対象本文 |
################
なんでも内科診療日誌

とりあえず何でも診ている内科の診療記録

急性心筋梗塞

2023年12月04日 | 循環器疾患

 11月29日(水)の当直の時に、午後5時半に搬入された呼吸困難の患者さん(肺炎による慢性閉塞性肺疾患増悪)を診ていると、別の内科の先生(もともとは消化器外科医)が救急室に顔を出した。

 後で訊くと、急性心筋梗塞の患者さんを地域の基幹病院循環器内科へ救急搬送してきて、その戻りだった。

 

 72歳女性がその日の午後3時に胸痛と背部痛を訴えて、外来を受診していた。前日の夜間から始まって、眠れなかったそうだが、朝まで我慢していた。

 午前8時過ぎに市内の内科クリニックを受診して、採血検査後に上部消化管内視鏡検査が予約された(1月に)。受診時にどういう訴え方をしたのかわからない。嘔気があるとも訴えたらしい。
################
課題 |
a) 本文で、72歳女性が胸痛と背部痛を訴えて外来を受診したのは何時ですか。
b) 本文の「2023年12月04日 | 循環器疾患」から「送してきて、その戻りだった。」までを原文のまま引用してください。
行のデータはここでは一切使用しません。

データ抜粋 |
################
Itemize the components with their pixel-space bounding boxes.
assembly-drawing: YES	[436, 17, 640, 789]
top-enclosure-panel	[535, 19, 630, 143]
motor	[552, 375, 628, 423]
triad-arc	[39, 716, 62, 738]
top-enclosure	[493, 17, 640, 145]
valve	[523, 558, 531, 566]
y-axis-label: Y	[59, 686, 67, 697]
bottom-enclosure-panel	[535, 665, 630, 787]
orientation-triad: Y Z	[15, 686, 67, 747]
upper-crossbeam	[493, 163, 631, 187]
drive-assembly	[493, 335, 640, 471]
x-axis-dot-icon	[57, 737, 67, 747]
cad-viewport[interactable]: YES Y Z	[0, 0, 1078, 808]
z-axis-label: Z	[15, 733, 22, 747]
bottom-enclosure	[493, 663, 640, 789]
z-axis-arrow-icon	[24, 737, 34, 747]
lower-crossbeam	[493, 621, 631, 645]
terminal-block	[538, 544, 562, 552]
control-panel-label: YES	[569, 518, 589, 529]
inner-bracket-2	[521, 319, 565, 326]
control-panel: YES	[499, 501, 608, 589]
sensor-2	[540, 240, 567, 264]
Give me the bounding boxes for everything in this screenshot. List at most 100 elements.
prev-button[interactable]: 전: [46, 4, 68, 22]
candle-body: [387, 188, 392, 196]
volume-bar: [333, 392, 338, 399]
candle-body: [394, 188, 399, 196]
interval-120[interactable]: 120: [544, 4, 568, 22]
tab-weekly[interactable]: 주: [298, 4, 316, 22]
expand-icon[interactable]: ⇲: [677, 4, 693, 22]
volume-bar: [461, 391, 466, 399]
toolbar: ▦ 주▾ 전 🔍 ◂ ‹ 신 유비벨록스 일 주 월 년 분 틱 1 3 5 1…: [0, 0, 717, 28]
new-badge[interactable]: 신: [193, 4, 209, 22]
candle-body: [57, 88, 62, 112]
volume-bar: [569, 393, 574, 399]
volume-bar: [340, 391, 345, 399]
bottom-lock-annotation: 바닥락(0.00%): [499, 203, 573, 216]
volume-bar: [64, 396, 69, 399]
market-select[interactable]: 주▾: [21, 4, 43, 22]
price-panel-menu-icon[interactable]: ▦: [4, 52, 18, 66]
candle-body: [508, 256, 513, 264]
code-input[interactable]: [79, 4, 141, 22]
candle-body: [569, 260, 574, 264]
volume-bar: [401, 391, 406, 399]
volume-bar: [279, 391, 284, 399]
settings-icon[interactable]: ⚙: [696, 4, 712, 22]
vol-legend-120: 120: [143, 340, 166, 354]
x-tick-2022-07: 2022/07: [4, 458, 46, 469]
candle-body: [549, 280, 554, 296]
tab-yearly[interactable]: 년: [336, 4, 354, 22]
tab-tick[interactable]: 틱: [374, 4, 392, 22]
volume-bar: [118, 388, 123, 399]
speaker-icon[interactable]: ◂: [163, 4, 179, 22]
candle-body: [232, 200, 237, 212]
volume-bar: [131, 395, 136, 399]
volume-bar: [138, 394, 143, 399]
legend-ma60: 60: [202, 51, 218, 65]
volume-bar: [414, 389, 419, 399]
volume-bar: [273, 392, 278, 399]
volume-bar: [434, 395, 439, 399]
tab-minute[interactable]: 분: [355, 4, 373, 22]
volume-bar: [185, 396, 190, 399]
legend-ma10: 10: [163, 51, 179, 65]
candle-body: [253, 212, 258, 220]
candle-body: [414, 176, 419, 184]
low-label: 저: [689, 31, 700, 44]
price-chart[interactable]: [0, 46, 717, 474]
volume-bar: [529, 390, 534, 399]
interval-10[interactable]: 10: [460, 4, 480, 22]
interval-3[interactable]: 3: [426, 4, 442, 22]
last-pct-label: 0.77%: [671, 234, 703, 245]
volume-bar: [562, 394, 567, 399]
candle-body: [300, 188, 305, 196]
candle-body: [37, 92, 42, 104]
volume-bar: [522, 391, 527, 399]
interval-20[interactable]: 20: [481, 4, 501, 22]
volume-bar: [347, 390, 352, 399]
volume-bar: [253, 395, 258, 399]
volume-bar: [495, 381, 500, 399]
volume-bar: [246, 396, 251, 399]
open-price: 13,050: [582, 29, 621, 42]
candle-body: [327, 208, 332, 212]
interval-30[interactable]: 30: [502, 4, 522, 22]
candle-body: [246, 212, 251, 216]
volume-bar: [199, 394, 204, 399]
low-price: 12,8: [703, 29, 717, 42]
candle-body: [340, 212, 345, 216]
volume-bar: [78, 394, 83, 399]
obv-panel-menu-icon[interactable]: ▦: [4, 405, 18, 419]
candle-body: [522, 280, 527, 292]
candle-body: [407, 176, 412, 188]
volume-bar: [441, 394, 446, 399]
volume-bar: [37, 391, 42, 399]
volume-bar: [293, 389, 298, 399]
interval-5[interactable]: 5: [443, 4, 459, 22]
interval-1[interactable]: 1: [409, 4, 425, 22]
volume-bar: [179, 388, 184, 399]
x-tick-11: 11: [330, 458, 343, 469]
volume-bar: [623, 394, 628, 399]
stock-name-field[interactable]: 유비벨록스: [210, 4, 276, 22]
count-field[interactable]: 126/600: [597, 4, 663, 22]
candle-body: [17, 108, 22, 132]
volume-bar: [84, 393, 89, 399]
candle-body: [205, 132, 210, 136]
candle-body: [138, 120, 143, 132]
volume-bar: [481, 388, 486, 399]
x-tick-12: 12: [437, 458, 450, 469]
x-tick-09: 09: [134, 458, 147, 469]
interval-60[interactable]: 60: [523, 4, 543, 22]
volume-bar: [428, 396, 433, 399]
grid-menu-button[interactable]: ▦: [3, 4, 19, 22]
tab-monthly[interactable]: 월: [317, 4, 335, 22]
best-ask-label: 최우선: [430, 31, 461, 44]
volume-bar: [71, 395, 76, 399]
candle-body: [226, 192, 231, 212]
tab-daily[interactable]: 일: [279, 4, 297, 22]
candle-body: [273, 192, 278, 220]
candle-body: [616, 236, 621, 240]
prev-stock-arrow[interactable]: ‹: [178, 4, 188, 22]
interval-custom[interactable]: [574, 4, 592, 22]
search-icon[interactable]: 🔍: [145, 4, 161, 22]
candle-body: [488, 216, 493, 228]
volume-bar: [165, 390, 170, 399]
################
各課題の解答 |
a) その日の午後3時です。

b)
2023年12月04日 | 循環器疾患

 11月29日(水)の当直の時に、午後5時半に搬入された呼吸困難の患者さん(肺炎による慢性閉塞性肺疾患増悪)を診ていると、別の内科の先生(もともとは消化器外科医)が救急室に顔を出した。

 後で訊くと、急性心筋梗塞の患者さんを地域の基幹病院循環器内科へ救急搬送してきて、その戻りだった。